■ What you have to do
Select, from the material below, each line with "name" in it.

[start]

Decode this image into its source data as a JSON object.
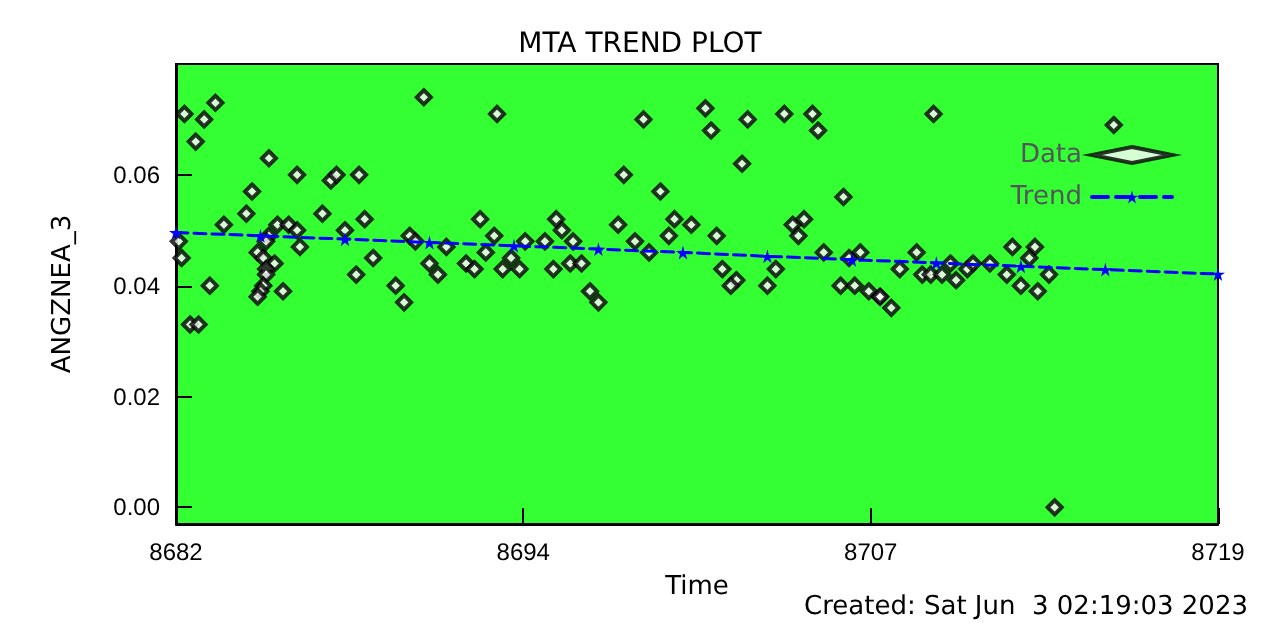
{
  "chart_data": {
    "type": "scatter",
    "title": "MTA TREND PLOT",
    "xlabel": "Time",
    "ylabel": "ANGZNEA_3",
    "annotations": [
      "Created: Sat Jun  3 02:19:03 2023"
    ],
    "xlim": [
      8682,
      8719
    ],
    "xticks": [
      8682,
      {
        "value": 8694.33,
        "label": "8694"
      },
      {
        "value": 8706.67,
        "label": "8707"
      },
      8719
    ],
    "ylim": [
      -0.003,
      0.08
    ],
    "yticks": [
      {
        "value": 0,
        "label": "0.00"
      },
      {
        "value": 0.02,
        "label": "0.02"
      },
      {
        "value": 0.04,
        "label": "0.04"
      },
      {
        "value": 0.06,
        "label": "0.06"
      }
    ],
    "grid": false,
    "legend": "top right",
    "series": [
      {
        "name": "Data",
        "marker": "diamond",
        "color": "#000000",
        "x": [
          8682.3,
          8683.4,
          8683.0,
          8682.7,
          8690.8,
          8693.4,
          8685.3,
          8686.3,
          8687.5,
          8687.7,
          8688.5,
          8684.7,
          8684.5,
          8687.2,
          8688.7,
          8683.7,
          8685.6,
          8686.0,
          8686.3,
          8688.0,
          8692.8,
          8690.3,
          8693.3,
          8685.3,
          8685.2,
          8682.1,
          8682.2,
          8686.4,
          8684.9,
          8685.1,
          8685.5,
          8689.0,
          8690.5,
          8691.6,
          8693.0,
          8694.4,
          8685.2,
          8685.2,
          8691.0,
          8691.3,
          8692.3,
          8692.6,
          8693.9,
          8693.6,
          8694.2,
          8688.4,
          8683.2,
          8685.1,
          8685.0,
          8685.8,
          8689.8,
          8690.1,
          8684.9,
          8682.5,
          8682.8,
          8698.6,
          8700.8,
          8701.0,
          8702.3,
          8703.6,
          8704.6,
          8704.8,
          8697.9,
          8702.1,
          8699.2,
          8705.7,
          8695.5,
          8695.1,
          8695.7,
          8696.1,
          8697.7,
          8699.7,
          8699.5,
          8700.3,
          8701.2,
          8698.3,
          8698.8,
          8695.4,
          8696.0,
          8696.4,
          8701.4,
          8703.3,
          8703.9,
          8704.3,
          8704.1,
          8701.9,
          8701.7,
          8703.0,
          8705.0,
          8705.9,
          8706.3,
          8705.6,
          8706.1,
          8706.6,
          8707.0,
          8696.7,
          8697.0,
          8708.9,
          8715.3,
          8708.3,
          8707.7,
          8708.5,
          8708.8,
          8709.2,
          8709.5,
          8709.7,
          8710.1,
          8710.3,
          8710.9,
          8711.5,
          8711.7,
          8712.5,
          8712.3,
          8712.0,
          8712.6,
          8713.0,
          8707.0,
          8707.4,
          8713.2
        ],
        "values": [
          0.071,
          0.073,
          0.07,
          0.066,
          0.074,
          0.071,
          0.063,
          0.06,
          0.059,
          0.06,
          0.06,
          0.057,
          0.053,
          0.053,
          0.052,
          0.051,
          0.051,
          0.051,
          0.05,
          0.05,
          0.052,
          0.049,
          0.049,
          0.049,
          0.048,
          0.048,
          0.045,
          0.047,
          0.046,
          0.045,
          0.044,
          0.045,
          0.048,
          0.047,
          0.046,
          0.048,
          0.043,
          0.042,
          0.044,
          0.042,
          0.044,
          0.043,
          0.045,
          0.043,
          0.043,
          0.042,
          0.04,
          0.04,
          0.039,
          0.039,
          0.04,
          0.037,
          0.038,
          0.033,
          0.033,
          0.07,
          0.072,
          0.068,
          0.07,
          0.071,
          0.071,
          0.068,
          0.06,
          0.062,
          0.057,
          0.056,
          0.052,
          0.048,
          0.05,
          0.048,
          0.051,
          0.052,
          0.049,
          0.051,
          0.049,
          0.048,
          0.046,
          0.043,
          0.044,
          0.044,
          0.043,
          0.043,
          0.051,
          0.052,
          0.049,
          0.041,
          0.04,
          0.04,
          0.046,
          0.045,
          0.046,
          0.04,
          0.04,
          0.039,
          0.038,
          0.039,
          0.037,
          0.071,
          0.069,
          0.046,
          0.043,
          0.042,
          0.042,
          0.042,
          0.044,
          0.041,
          0.043,
          0.044,
          0.044,
          0.042,
          0.047,
          0.047,
          0.045,
          0.04,
          0.039,
          0.042,
          0.038,
          0.036,
          0.0
        ]
      },
      {
        "name": "Trend",
        "type": "line",
        "marker": "star",
        "line_style": "dashed",
        "color": "#0000ff",
        "x": [
          8682,
          8685,
          8688,
          8691,
          8694,
          8697,
          8700,
          8703,
          8706,
          8709,
          8712,
          8715,
          8719
        ],
        "values": [
          0.0496,
          0.049,
          0.0484,
          0.0478,
          0.0472,
          0.0466,
          0.046,
          0.0453,
          0.0447,
          0.0441,
          0.0435,
          0.0429,
          0.0421
        ]
      }
    ]
  }
}
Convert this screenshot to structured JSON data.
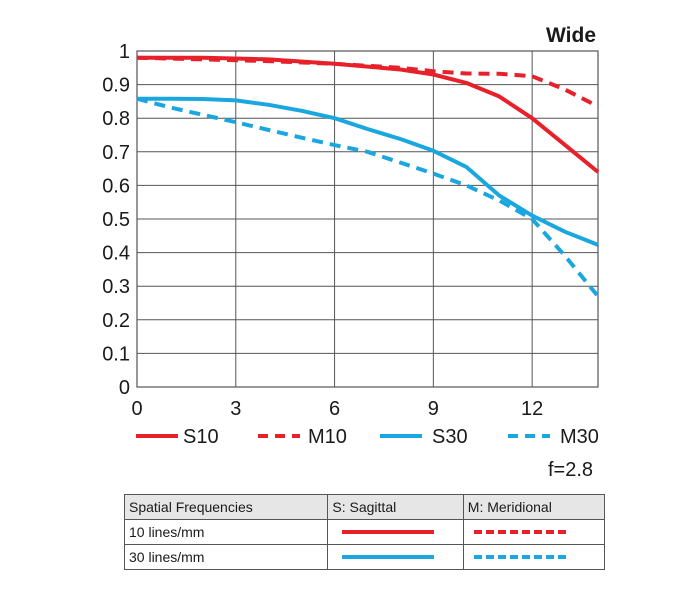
{
  "chart_data": {
    "type": "line",
    "title": "Wide",
    "xlabel": "",
    "ylabel": "",
    "xlim": [
      0,
      14
    ],
    "ylim": [
      0,
      1
    ],
    "x_ticks": [
      "0",
      "3",
      "6",
      "9",
      "12"
    ],
    "x_tick_values": [
      0,
      3,
      6,
      9,
      12
    ],
    "y_ticks": [
      "0",
      "0.1",
      "0.2",
      "0.3",
      "0.4",
      "0.5",
      "0.6",
      "0.7",
      "0.8",
      "0.9",
      "1"
    ],
    "y_tick_values": [
      0,
      0.1,
      0.2,
      0.3,
      0.4,
      0.5,
      0.6,
      0.7,
      0.8,
      0.9,
      1
    ],
    "grid": true,
    "legend_position": "bottom",
    "series": [
      {
        "name": "S10",
        "color": "#e8202a",
        "style": "solid",
        "points": [
          [
            0,
            0.98
          ],
          [
            2,
            0.98
          ],
          [
            4,
            0.975
          ],
          [
            6,
            0.962
          ],
          [
            8,
            0.945
          ],
          [
            9,
            0.93
          ],
          [
            10,
            0.905
          ],
          [
            11,
            0.865
          ],
          [
            12,
            0.8
          ],
          [
            13,
            0.72
          ],
          [
            14,
            0.64
          ]
        ]
      },
      {
        "name": "M10",
        "color": "#e8202a",
        "style": "dashed",
        "points": [
          [
            0,
            0.98
          ],
          [
            2,
            0.975
          ],
          [
            4,
            0.97
          ],
          [
            6,
            0.962
          ],
          [
            8,
            0.95
          ],
          [
            9,
            0.94
          ],
          [
            10,
            0.933
          ],
          [
            11,
            0.932
          ],
          [
            12,
            0.925
          ],
          [
            13,
            0.885
          ],
          [
            14,
            0.835
          ]
        ]
      },
      {
        "name": "S30",
        "color": "#1aa7e0",
        "style": "solid",
        "points": [
          [
            0,
            0.858
          ],
          [
            1,
            0.858
          ],
          [
            2,
            0.857
          ],
          [
            3,
            0.853
          ],
          [
            4,
            0.84
          ],
          [
            5,
            0.822
          ],
          [
            6,
            0.8
          ],
          [
            7,
            0.768
          ],
          [
            8,
            0.738
          ],
          [
            9,
            0.703
          ],
          [
            10,
            0.655
          ],
          [
            11,
            0.57
          ],
          [
            12,
            0.51
          ],
          [
            13,
            0.462
          ],
          [
            14,
            0.423
          ]
        ]
      },
      {
        "name": "M30",
        "color": "#1aa7e0",
        "style": "dashed",
        "points": [
          [
            0,
            0.858
          ],
          [
            1,
            0.832
          ],
          [
            2,
            0.81
          ],
          [
            3,
            0.788
          ],
          [
            4,
            0.765
          ],
          [
            5,
            0.742
          ],
          [
            6,
            0.72
          ],
          [
            7,
            0.7
          ],
          [
            8,
            0.668
          ],
          [
            9,
            0.635
          ],
          [
            10,
            0.6
          ],
          [
            11,
            0.555
          ],
          [
            12,
            0.5
          ],
          [
            13,
            0.39
          ],
          [
            14,
            0.27
          ]
        ]
      }
    ]
  },
  "aperture_label": "f=2.8",
  "table": {
    "headers": [
      "Spatial Frequencies",
      "S: Sagittal",
      "M: Meridional"
    ],
    "rows": [
      {
        "label": "10 lines/mm",
        "sagittal_color": "#e8202a",
        "meridional_color": "#e8202a"
      },
      {
        "label": "30 lines/mm",
        "sagittal_color": "#1aa7e0",
        "meridional_color": "#1aa7e0"
      }
    ]
  }
}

[end]

■ Result for this task
        "name": "Data",
        "name": "Trend",
        "name": "S10",
        "name": "M10",
        "name": "S30",
        "name": "M30",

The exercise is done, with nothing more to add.